• [Information given]
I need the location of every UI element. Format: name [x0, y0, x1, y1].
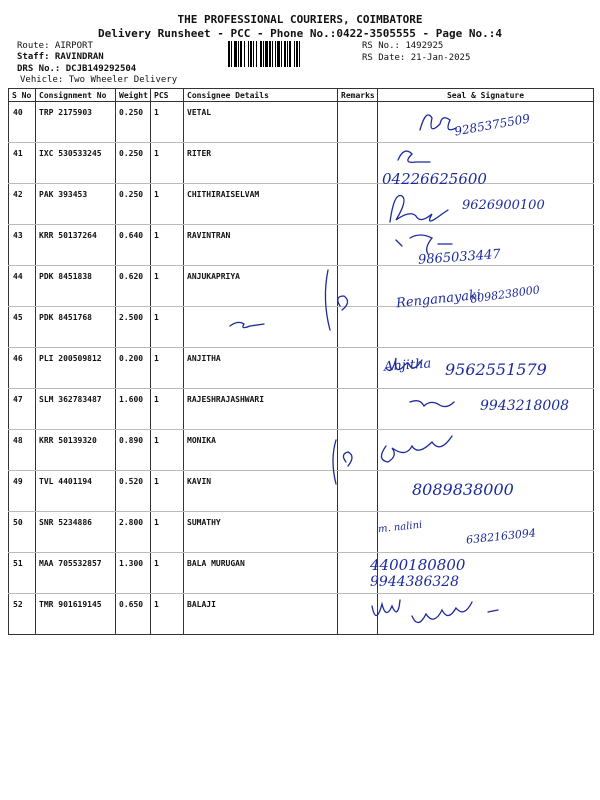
- col-header-pcs: PCS: [151, 89, 184, 102]
- handwritten-phone-50: 6382163094: [465, 526, 537, 547]
- sno-cell: 42: [9, 184, 36, 225]
- remarks-bracket-44: [325, 270, 330, 330]
- handwritten-phone-46: 9562551579: [445, 360, 547, 379]
- consignee-cell: ANJITHA: [184, 348, 338, 389]
- weight-cell: 0.250: [116, 143, 151, 184]
- document-title: THE PROFESSIONAL COURIERS, COIMBATORE: [177, 13, 423, 26]
- signature-42: [390, 196, 448, 222]
- weight-cell: 2.800: [116, 512, 151, 553]
- pcs-cell: 1: [151, 594, 184, 635]
- document-subtitle: Delivery Runsheet - PCC - Phone No.:0422-3505555 - Page No.:4: [98, 27, 502, 40]
- pcs-cell: 1: [151, 471, 184, 512]
- sno-cell: 40: [9, 102, 36, 143]
- sno-cell: 49: [9, 471, 36, 512]
- consignment-cell: TMR 901619145: [36, 594, 116, 635]
- sno-cell: 52: [9, 594, 36, 635]
- pcs-cell: 1: [151, 348, 184, 389]
- col-header-sno: S No: [9, 89, 36, 102]
- handwritten-phone-40: 9285375509: [453, 111, 531, 139]
- consignee-cell: VETAL: [184, 102, 338, 143]
- remarks-mark-45: [230, 322, 264, 327]
- handwritten-name-46: Anjitha: [383, 356, 432, 375]
- consignee-cell: RITER: [184, 143, 338, 184]
- pcs-cell: 1: [151, 225, 184, 266]
- consignment-cell: PDK 8451838: [36, 266, 116, 307]
- pcs-cell: 1: [151, 512, 184, 553]
- pcs-cell: 1: [151, 184, 184, 225]
- route-label: Route: AIRPORT: [17, 41, 93, 51]
- handwritten-phone-51a: 4400180800: [370, 556, 466, 574]
- signature-41: [398, 151, 430, 162]
- weight-cell: 0.640: [116, 225, 151, 266]
- handwritten-phone-44: 8098238000: [469, 283, 541, 306]
- weight-cell: 0.650: [116, 594, 151, 635]
- consignment-cell: MAA 705532857: [36, 553, 116, 594]
- pcs-cell: 1: [151, 102, 184, 143]
- consignee-cell: SUMATHY: [184, 512, 338, 553]
- signature-48: [381, 436, 452, 462]
- col-header-weight: Weight: [116, 89, 151, 102]
- handwritten-phone-41: 04226625600: [382, 170, 487, 188]
- weight-cell: 0.520: [116, 471, 151, 512]
- drs-number: DRS No.: DCJB149292504: [17, 64, 137, 74]
- sno-cell: 46: [9, 348, 36, 389]
- sno-cell: 41: [9, 143, 36, 184]
- col-header-signature: Seal & Signature: [378, 89, 594, 102]
- consignee-cell: ANJUKAPRIYA: [184, 266, 338, 307]
- sno-cell: 48: [9, 430, 36, 471]
- consignee-cell: MONIKA: [184, 430, 338, 471]
- remarks-bracket-48: [333, 440, 336, 484]
- consignment-cell: SNR 5234886: [36, 512, 116, 553]
- weight-cell: 0.200: [116, 348, 151, 389]
- weight-cell: 1.600: [116, 389, 151, 430]
- sno-cell: 45: [9, 307, 36, 348]
- sno-cell: 43: [9, 225, 36, 266]
- remarks-mark-48: [343, 452, 352, 466]
- col-header-consignment: Consignment No: [36, 89, 116, 102]
- signature-52: [372, 600, 498, 623]
- consignment-cell: PLI 200509812: [36, 348, 116, 389]
- col-header-remarks: Remarks: [338, 89, 378, 102]
- sno-cell: 47: [9, 389, 36, 430]
- weight-cell: 0.250: [116, 184, 151, 225]
- remarks-mark-44: [338, 296, 348, 310]
- weight-cell: 0.890: [116, 430, 151, 471]
- consignment-cell: TVL 4401194: [36, 471, 116, 512]
- consignment-cell: SLM 362783487: [36, 389, 116, 430]
- pcs-cell: 1: [151, 553, 184, 594]
- consignee-cell: RAVINTRAN: [184, 225, 338, 266]
- pcs-cell: 1: [151, 307, 184, 348]
- consignment-cell: KRR 50139320: [36, 430, 116, 471]
- rs-date: RS Date: 21-Jan-2025: [362, 53, 471, 63]
- handwritten-phone-49: 8089838000: [412, 480, 514, 499]
- signature-40: [420, 115, 456, 130]
- pcs-cell: 1: [151, 389, 184, 430]
- signature-47: [410, 401, 454, 407]
- weight-cell: 1.300: [116, 553, 151, 594]
- consignment-cell: IXC 530533245: [36, 143, 116, 184]
- weight-cell: 0.250: [116, 102, 151, 143]
- vehicle-label: Vehicle: Two Wheeler Delivery: [20, 75, 178, 85]
- sno-cell: 51: [9, 553, 36, 594]
- pcs-cell: 1: [151, 266, 184, 307]
- handwritten-phone-42: 9626900100: [462, 198, 545, 213]
- handwritten-name-44: Renganayaki: [395, 287, 482, 312]
- consignment-cell: KRR 50137264: [36, 225, 116, 266]
- weight-cell: 2.500: [116, 307, 151, 348]
- col-header-consignee: Consignee Details: [184, 89, 338, 102]
- pcs-cell: 1: [151, 143, 184, 184]
- consignee-cell: BALAJI: [184, 594, 338, 635]
- consignment-cell: TRP 2175903: [36, 102, 116, 143]
- handwritten-name-50: m. nalini: [377, 519, 423, 536]
- consignee-cell: RAJESHRAJASHWARI: [184, 389, 338, 430]
- consignee-cell: CHITHIRAISELVAM: [184, 184, 338, 225]
- rs-number: RS No.: 1492925: [362, 41, 444, 51]
- consignee-cell: KAVIN: [184, 471, 338, 512]
- pcs-cell: 1: [151, 430, 184, 471]
- weight-cell: 0.620: [116, 266, 151, 307]
- handwritten-phone-47: 9943218008: [480, 398, 570, 414]
- sno-cell: 44: [9, 266, 36, 307]
- consignee-cell: BALA MURUGAN: [184, 553, 338, 594]
- handwritten-phone-51b: 9944386328: [370, 574, 460, 590]
- staff-label: Staff: RAVINDRAN: [17, 52, 104, 62]
- sno-cell: 50: [9, 512, 36, 553]
- consignment-cell: PDK 8451768: [36, 307, 116, 348]
- consignment-cell: PAK 393453: [36, 184, 116, 225]
- handwritten-phone-43: 9865033447: [417, 247, 502, 268]
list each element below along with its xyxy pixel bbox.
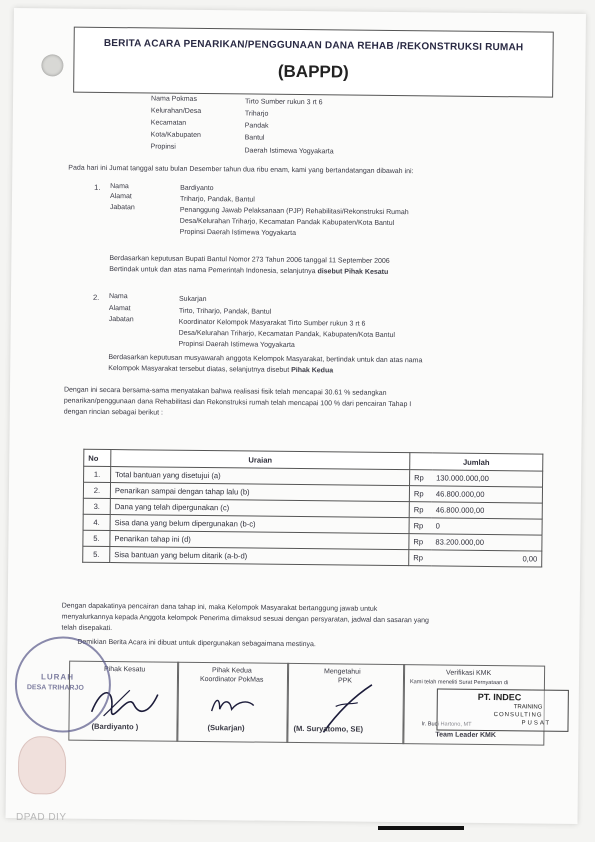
bottom-bar xyxy=(378,826,464,830)
signature-mark xyxy=(208,693,258,718)
row-amount: 130.000.000,00 xyxy=(432,470,543,487)
row-amount: 46.800.000,00 xyxy=(432,502,543,519)
signatory-name: Ir. Budi Hartono, MT xyxy=(421,721,472,728)
signature-box-pihak-kedua xyxy=(176,662,289,743)
row-description: Total bantuan yang disetujui (a) xyxy=(111,467,410,486)
party-number: 2. xyxy=(92,292,100,302)
statement-line: penarikan/penggunaan dana Rehabilitasi dan Rekonstruksi rumah telah mencapai 100 % dari pencairan Tahap I xyxy=(63,397,412,409)
signature-title: Mengetahui xyxy=(324,668,361,676)
party-position-line: Desa/Kelurahan Triharjo, Kecamatan Pandak Kabupaten/Kota Bantul xyxy=(179,217,395,227)
signature-title: Pihak Kesatu xyxy=(104,665,146,674)
statement-line: Dengan ini secara bersama-sama menyatakan bahwa realisasi fisik telah mencapai 30.61 % sedangkan xyxy=(63,386,387,397)
stamp-text: TRAINING xyxy=(513,704,543,711)
identity-value: Bantul xyxy=(244,134,265,142)
party-basis-line xyxy=(108,365,333,374)
signature-title: Verifikasi KMK xyxy=(446,669,492,678)
party-address: Triharjo, Pandak, Bantul xyxy=(179,195,255,204)
stamp-text: DESA TRIHARJO xyxy=(26,684,84,692)
row-no: 3. xyxy=(83,498,110,514)
party-position-line: Koordinator Kelompok Masyarakat Tirto Sumber rukun 3 rt 6 xyxy=(178,318,366,328)
row-currency: Rp xyxy=(409,550,432,566)
table-row xyxy=(83,546,542,567)
closing-line: Dengan dapakatinya pencairan dana tahap ini, maka Kelompok Masyarakat bertanggung jawab untuk xyxy=(61,602,378,613)
party-number: 1. xyxy=(94,182,101,192)
watermark: DPAD DIY xyxy=(16,812,67,823)
party-position-line: Propinsi Daerah Istimewa Yogyakarta xyxy=(178,340,295,349)
title-box xyxy=(73,27,554,98)
row-amount: 46.800.000,00 xyxy=(432,486,543,503)
company-stamp xyxy=(436,688,568,731)
stamp-text: LURAH xyxy=(40,672,75,682)
identity-value: Pandak xyxy=(244,122,269,130)
rincian-table xyxy=(82,449,543,568)
stamp-text: CONSULTING xyxy=(493,712,543,719)
field-label: Alamat xyxy=(108,305,131,313)
party-name: Bardiyanto xyxy=(180,184,214,193)
row-no: 1. xyxy=(84,466,111,482)
field-label: Nama xyxy=(110,183,129,191)
row-description: Sisa dana yang belum dipergunakan (b-c) xyxy=(110,515,409,534)
document-page xyxy=(6,8,586,824)
field-label: Alamat xyxy=(109,193,132,201)
row-description: Penarikan tahap ini (d) xyxy=(110,531,409,550)
field-label: Nama xyxy=(108,293,128,301)
party-basis-line xyxy=(109,266,388,276)
field-label: Jabatan xyxy=(109,204,135,212)
stamp-text: PUSAT xyxy=(521,720,552,727)
party-role: disebut Pihak Kesatu xyxy=(317,268,389,276)
signature-subtitle: PPK xyxy=(337,677,353,685)
row-no: 5. xyxy=(83,546,110,562)
identity-value: Daerah Istimewa Yogyakarta xyxy=(244,147,334,156)
row-amount: 83.200.000,00 xyxy=(431,534,542,551)
field-label: Jabatan xyxy=(108,316,134,324)
stamp-text: PT. INDEC xyxy=(477,691,522,703)
closing-line: menyalurkannya kepada Anggota kelompok Penerima dimaksud sesuai dengan persyaratan, jadwal dan sasaran yang xyxy=(61,613,429,625)
identity-label: Propinsi xyxy=(150,143,176,151)
row-currency: Rp xyxy=(409,518,432,534)
party-basis-line: Berdasarkan keputusan Bupati Bantul Nomor 273 Tahun 2006 tanggal 11 September 2006 xyxy=(109,255,390,265)
row-amount: 0 xyxy=(432,518,543,535)
signature-box-mengetahui xyxy=(286,663,405,744)
row-no: 5. xyxy=(83,530,110,546)
row-description: Sisa bantuan yang belum ditarik (a-b-d) xyxy=(110,547,409,566)
signatory-name: (M. Suryatomo, SE) xyxy=(293,723,364,734)
statement-line: dengan rincian sebagai berikut : xyxy=(63,408,164,417)
village-stamp xyxy=(14,636,111,733)
identity-value: Tirto Sumber rukun 3 rt 6 xyxy=(244,98,323,107)
column-header-no: No xyxy=(84,449,111,466)
identity-label: Kelurahan/Desa xyxy=(150,107,202,115)
party-position-line: Penanggung Jawab Pelaksanaan (PJP) Rehabilitasi/Rekonstruksi Rumah xyxy=(179,206,409,217)
row-currency: Rp xyxy=(410,470,433,486)
identity-label: Kota/Kabupaten xyxy=(150,131,201,139)
signatory-name: (Bardiyanto ) xyxy=(91,721,139,732)
closing-line: telah disepakati. xyxy=(61,624,113,633)
identity-value: Triharjo xyxy=(244,110,269,118)
column-header-uraian: Uraian xyxy=(111,450,410,470)
intro-text: Pada hari ini Jumat tanggal satu bulan Desember tahun dua ribu enam, kami yang bertandatangan dibawah ini: xyxy=(68,164,414,176)
party-position-line: Propinsi Daerah Istimewa Yogyakarta xyxy=(179,228,297,237)
row-description: Penarikan sampai dengan tahap lalu (b) xyxy=(110,483,409,502)
row-no: 2. xyxy=(83,482,110,498)
party-basis-text: Kelompok Masyarakat tersebut diatas, selanjutnya disebut xyxy=(108,365,290,374)
closing-line: Demikian Berita Acara ini dibuat untuk dipergunakan sebagaimana mestinya. xyxy=(77,638,316,649)
row-no: 4. xyxy=(83,514,110,530)
signatory-role: Team Leader KMK xyxy=(435,731,497,740)
row-amount: 0,00 xyxy=(431,550,542,567)
party-position-line: Desa/Kelurahan Triharjo, Kecamatan Pandak, Kabupaten/Kota Bantul xyxy=(178,329,396,340)
row-description: Dana yang telah dipergunakan (c) xyxy=(110,499,409,518)
identity-label: Kecamatan xyxy=(150,119,187,127)
document-acronym: (BAPPD) xyxy=(277,61,349,82)
row-currency: Rp xyxy=(409,502,432,518)
party-name: Sukarjan xyxy=(178,295,207,304)
document-title: BERITA ACARA PENARIKAN/PENGGUNAAN DANA REHAB /REKONSTRUKSI RUMAH xyxy=(103,37,524,54)
party-basis-line: Berdasarkan keputusan musyawarah anggota Kelompok Masyarakat, bertindak untuk dan atas nama xyxy=(108,354,423,365)
party-basis-text: Bertindak untuk dan atas nama Pemerintah Indonesia, selanjutnya xyxy=(109,266,316,276)
signature-subtitle: Kami telah meneliti Surat Pernyataan di xyxy=(409,679,509,687)
punch-hole xyxy=(41,54,63,76)
party-role: Pihak Kedua xyxy=(291,366,334,375)
regional-emblem-icon xyxy=(18,736,67,794)
row-currency: Rp xyxy=(409,486,432,502)
signatory-name: (Sukarjan) xyxy=(207,723,245,733)
row-currency: Rp xyxy=(409,534,432,550)
party-address: Tirto, Triharjo, Pandak, Bantul xyxy=(178,307,272,316)
column-header-jumlah: Jumlah xyxy=(410,453,543,471)
signature-title: Pihak Kedua xyxy=(212,667,252,675)
signature-subtitle: Koordinator PokMas xyxy=(199,675,264,684)
identity-label: Nama Pokmas xyxy=(151,95,197,103)
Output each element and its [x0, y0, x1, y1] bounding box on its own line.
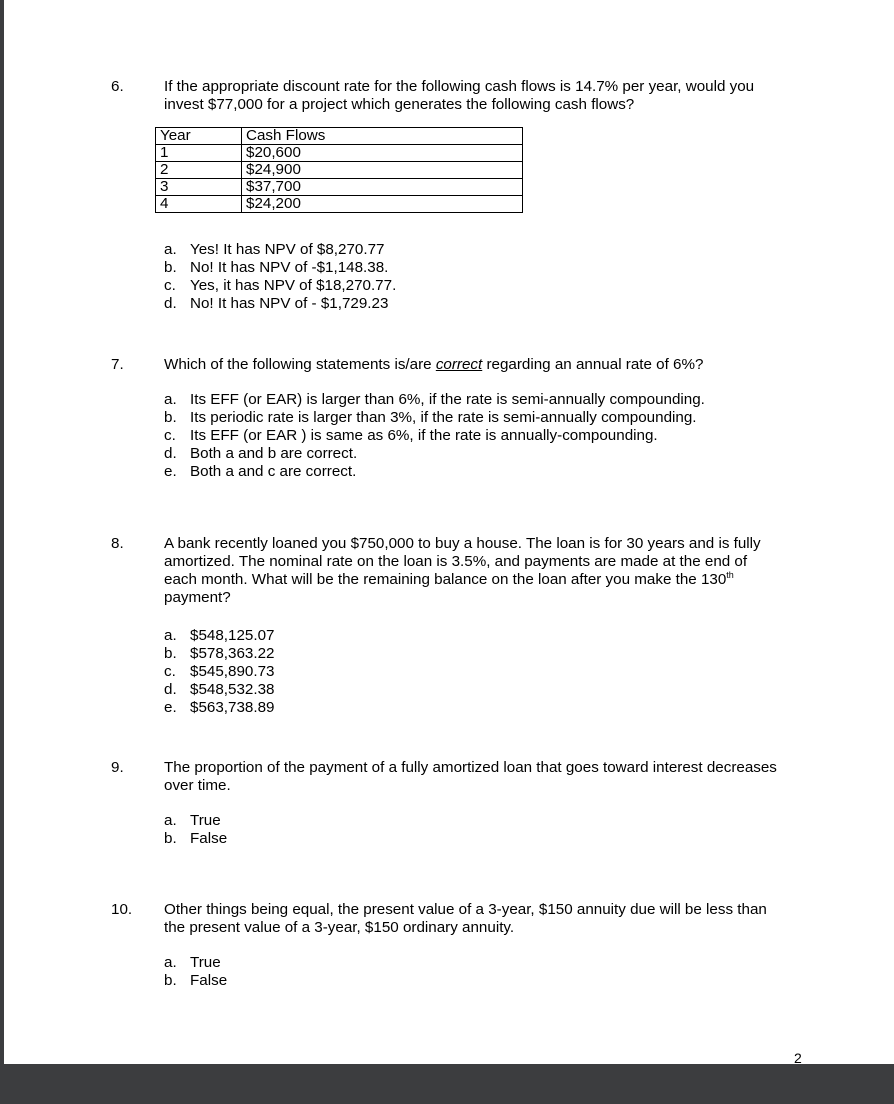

• [Exercise goal]
Write out the lines of the records from the line with "- col-header-pcs: PCS: [151, 89, 184, 102]" up to and including the line with "- handwritten-phone-46: 9562551579: [445, 360, 547, 379]".

• [Full output]
- col-header-pcs: PCS: [151, 89, 184, 102]
- handwritten-phone-50: 6382163094: [465, 526, 537, 547]
- sno-cell: 42: [9, 184, 36, 225]
- remarks-bracket-44: [325, 270, 330, 330]
- handwritten-phone-46: 9562551579: [445, 360, 547, 379]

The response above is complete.